[begin Task material]

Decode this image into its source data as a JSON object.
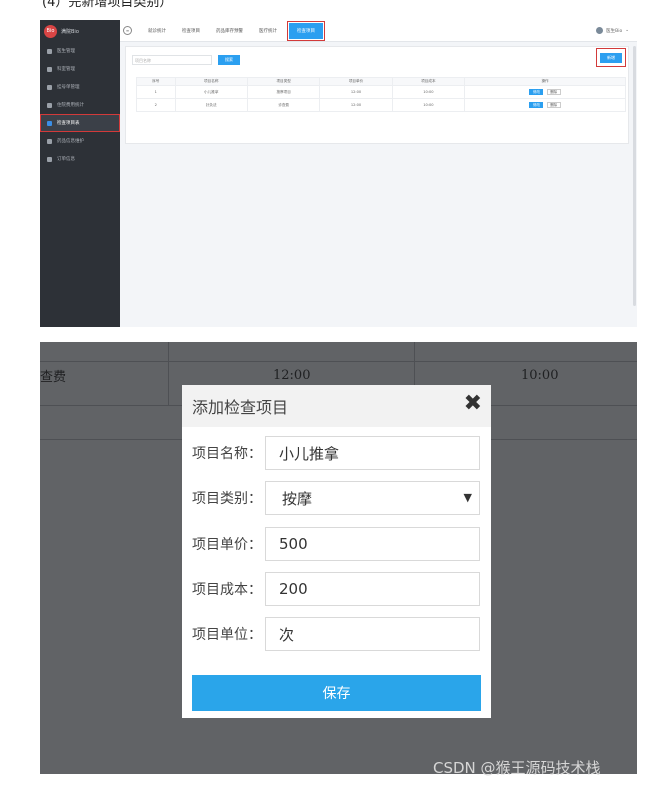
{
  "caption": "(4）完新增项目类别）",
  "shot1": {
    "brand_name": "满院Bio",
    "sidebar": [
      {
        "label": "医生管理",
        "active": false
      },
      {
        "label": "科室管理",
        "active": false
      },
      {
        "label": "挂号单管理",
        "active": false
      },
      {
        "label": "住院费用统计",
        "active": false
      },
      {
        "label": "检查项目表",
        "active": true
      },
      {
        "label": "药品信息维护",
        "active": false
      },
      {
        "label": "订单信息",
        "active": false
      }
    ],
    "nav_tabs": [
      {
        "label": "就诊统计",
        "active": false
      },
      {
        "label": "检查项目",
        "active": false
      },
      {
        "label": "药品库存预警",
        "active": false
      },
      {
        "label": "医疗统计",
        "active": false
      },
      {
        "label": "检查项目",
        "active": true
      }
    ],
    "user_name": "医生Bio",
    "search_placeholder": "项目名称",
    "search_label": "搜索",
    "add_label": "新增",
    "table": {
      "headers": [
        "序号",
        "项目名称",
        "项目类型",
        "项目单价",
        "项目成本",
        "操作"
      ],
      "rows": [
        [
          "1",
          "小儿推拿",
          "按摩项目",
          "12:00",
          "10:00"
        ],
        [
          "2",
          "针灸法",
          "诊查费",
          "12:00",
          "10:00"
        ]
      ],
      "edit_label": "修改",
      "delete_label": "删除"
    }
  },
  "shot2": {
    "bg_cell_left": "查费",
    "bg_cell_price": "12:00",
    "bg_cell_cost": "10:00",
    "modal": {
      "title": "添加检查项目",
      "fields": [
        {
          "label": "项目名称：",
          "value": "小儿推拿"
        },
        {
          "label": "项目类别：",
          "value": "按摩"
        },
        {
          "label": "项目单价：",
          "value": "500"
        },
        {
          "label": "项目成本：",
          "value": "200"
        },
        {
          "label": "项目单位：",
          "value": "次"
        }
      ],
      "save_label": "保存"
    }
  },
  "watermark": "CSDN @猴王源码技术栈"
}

[end Task material]

Go through the listing above and quote it exactly, apart from its images.

Decode this image into its source data as a JSON object.
{
  "caption": "(4）完新增项目类别）",
  "shot1": {
    "brand_name": "满院Bio",
    "sidebar": [
      {
        "label": "医生管理",
        "active": false
      },
      {
        "label": "科室管理",
        "active": false
      },
      {
        "label": "挂号单管理",
        "active": false
      },
      {
        "label": "住院费用统计",
        "active": false
      },
      {
        "label": "检查项目表",
        "active": true
      },
      {
        "label": "药品信息维护",
        "active": false
      },
      {
        "label": "订单信息",
        "active": false
      }
    ],
    "nav_tabs": [
      {
        "label": "就诊统计",
        "active": false
      },
      {
        "label": "检查项目",
        "active": false
      },
      {
        "label": "药品库存预警",
        "active": false
      },
      {
        "label": "医疗统计",
        "active": false
      },
      {
        "label": "检查项目",
        "active": true
      }
    ],
    "user_name": "医生Bio",
    "search_placeholder": "项目名称",
    "search_label": "搜索",
    "add_label": "新增",
    "table": {
      "headers": [
        "序号",
        "项目名称",
        "项目类型",
        "项目单价",
        "项目成本",
        "操作"
      ],
      "rows": [
        [
          "1",
          "小儿推拿",
          "按摩项目",
          "12:00",
          "10:00"
        ],
        [
          "2",
          "针灸法",
          "诊查费",
          "12:00",
          "10:00"
        ]
      ],
      "edit_label": "修改",
      "delete_label": "删除"
    }
  },
  "shot2": {
    "bg_cell_left": "查费",
    "bg_cell_price": "12:00",
    "bg_cell_cost": "10:00",
    "modal": {
      "title": "添加检查项目",
      "fields": [
        {
          "label": "项目名称：",
          "value": "小儿推拿"
        },
        {
          "label": "项目类别：",
          "value": "按摩"
        },
        {
          "label": "项目单价：",
          "value": "500"
        },
        {
          "label": "项目成本：",
          "value": "200"
        },
        {
          "label": "项目单位：",
          "value": "次"
        }
      ],
      "save_label": "保存"
    }
  },
  "watermark": "CSDN @猴王源码技术栈"
}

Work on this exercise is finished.